#### [AIM OF THE EXERCISE]
Here are some records. Copy each one exactly.

━━━━━ DATASET EXTRACT

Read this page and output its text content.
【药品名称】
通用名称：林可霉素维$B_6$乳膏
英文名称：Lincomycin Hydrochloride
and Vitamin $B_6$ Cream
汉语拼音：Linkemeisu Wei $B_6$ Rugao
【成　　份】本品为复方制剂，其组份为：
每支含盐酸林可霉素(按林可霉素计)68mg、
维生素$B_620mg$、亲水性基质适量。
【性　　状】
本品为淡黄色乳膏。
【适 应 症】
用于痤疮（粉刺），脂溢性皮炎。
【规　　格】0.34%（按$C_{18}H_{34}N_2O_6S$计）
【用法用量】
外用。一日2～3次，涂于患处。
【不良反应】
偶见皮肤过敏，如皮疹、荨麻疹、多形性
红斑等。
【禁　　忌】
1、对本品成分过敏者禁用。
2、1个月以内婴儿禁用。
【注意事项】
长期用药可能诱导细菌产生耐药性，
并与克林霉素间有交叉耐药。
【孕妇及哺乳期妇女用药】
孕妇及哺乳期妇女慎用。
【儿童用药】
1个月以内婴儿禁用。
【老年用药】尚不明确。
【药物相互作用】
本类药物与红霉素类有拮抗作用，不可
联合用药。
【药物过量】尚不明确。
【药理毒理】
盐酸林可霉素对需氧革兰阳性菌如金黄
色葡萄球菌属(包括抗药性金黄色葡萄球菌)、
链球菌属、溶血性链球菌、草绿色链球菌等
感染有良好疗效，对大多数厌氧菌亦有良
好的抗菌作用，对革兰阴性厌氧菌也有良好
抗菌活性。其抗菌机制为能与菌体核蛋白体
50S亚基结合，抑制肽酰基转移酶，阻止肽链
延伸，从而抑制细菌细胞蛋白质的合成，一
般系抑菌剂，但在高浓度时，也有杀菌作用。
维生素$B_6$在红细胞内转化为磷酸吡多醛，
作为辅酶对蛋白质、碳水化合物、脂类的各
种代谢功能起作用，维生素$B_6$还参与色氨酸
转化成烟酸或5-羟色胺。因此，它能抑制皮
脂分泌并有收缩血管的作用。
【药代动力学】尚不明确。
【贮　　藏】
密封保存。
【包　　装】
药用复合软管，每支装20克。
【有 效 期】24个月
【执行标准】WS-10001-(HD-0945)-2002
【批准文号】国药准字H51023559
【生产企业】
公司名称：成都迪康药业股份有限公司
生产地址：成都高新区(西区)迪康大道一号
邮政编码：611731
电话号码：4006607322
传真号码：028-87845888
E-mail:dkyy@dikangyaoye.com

━━━━━━━━━━

#### [ANSWER IN FULL]
Read this page and output its text content.
【药品名称】
通用名称：林可霉素维$B_6$乳膏
英文名称：Lincomycin Hydrochloride
and Vitamin $B_6$ Cream
汉语拼音：Linkemeisu Wei $B_6$ Rugao
【成　　份】本品为复方制剂，其组份为：
每支含盐酸林可霉素(按林可霉素计)68mg、
维生素$B_620mg$、亲水性基质适量。
【性　　状】
本品为淡黄色乳膏。
【适 应 症】
用于痤疮（粉刺），脂溢性皮炎。
【规　　格】0.34%（按$C_{18}H_{34}N_2O_6S$计）
【用法用量】
外用。一日2～3次，涂于患处。
【不良反应】
偶见皮肤过敏，如皮疹、荨麻疹、多形性
红斑等。
【禁　　忌】
1、对本品成分过敏者禁用。
2、1个月以内婴儿禁用。
【注意事项】
长期用药可能诱导细菌产生耐药性，
并与克林霉素间有交叉耐药。
【孕妇及哺乳期妇女用药】
孕妇及哺乳期妇女慎用。
【儿童用药】
1个月以内婴儿禁用。
【老年用药】尚不明确。
【药物相互作用】
本类药物与红霉素类有拮抗作用，不可
联合用药。
【药物过量】尚不明确。
【药理毒理】
盐酸林可霉素对需氧革兰阳性菌如金黄
色葡萄球菌属(包括抗药性金黄色葡萄球菌)、
链球菌属、溶血性链球菌、草绿色链球菌等
感染有良好疗效，对大多数厌氧菌亦有良
好的抗菌作用，对革兰阴性厌氧菌也有良好
抗菌活性。其抗菌机制为能与菌体核蛋白体
50S亚基结合，抑制肽酰基转移酶，阻止肽链
延伸，从而抑制细菌细胞蛋白质的合成，一
般系抑菌剂，但在高浓度时，也有杀菌作用。
维生素$B_6$在红细胞内转化为磷酸吡多醛，
作为辅酶对蛋白质、碳水化合物、脂类的各
种代谢功能起作用，维生素$B_6$还参与色氨酸
转化成烟酸或5-羟色胺。因此，它能抑制皮
脂分泌并有收缩血管的作用。
【药代动力学】尚不明确。
【贮　　藏】
密封保存。
【包　　装】
药用复合软管，每支装20克。
【有 效 期】24个月
【执行标准】WS-10001-(HD-0945)-2002
【批准文号】国药准字H51023559
【生产企业】
公司名称：成都迪康药业股份有限公司
生产地址：成都高新区(西区)迪康大道一号
邮政编码：611731
电话号码：4006607322
传真号码：028-87845888
E-mail:dkyy@dikangyaoye.com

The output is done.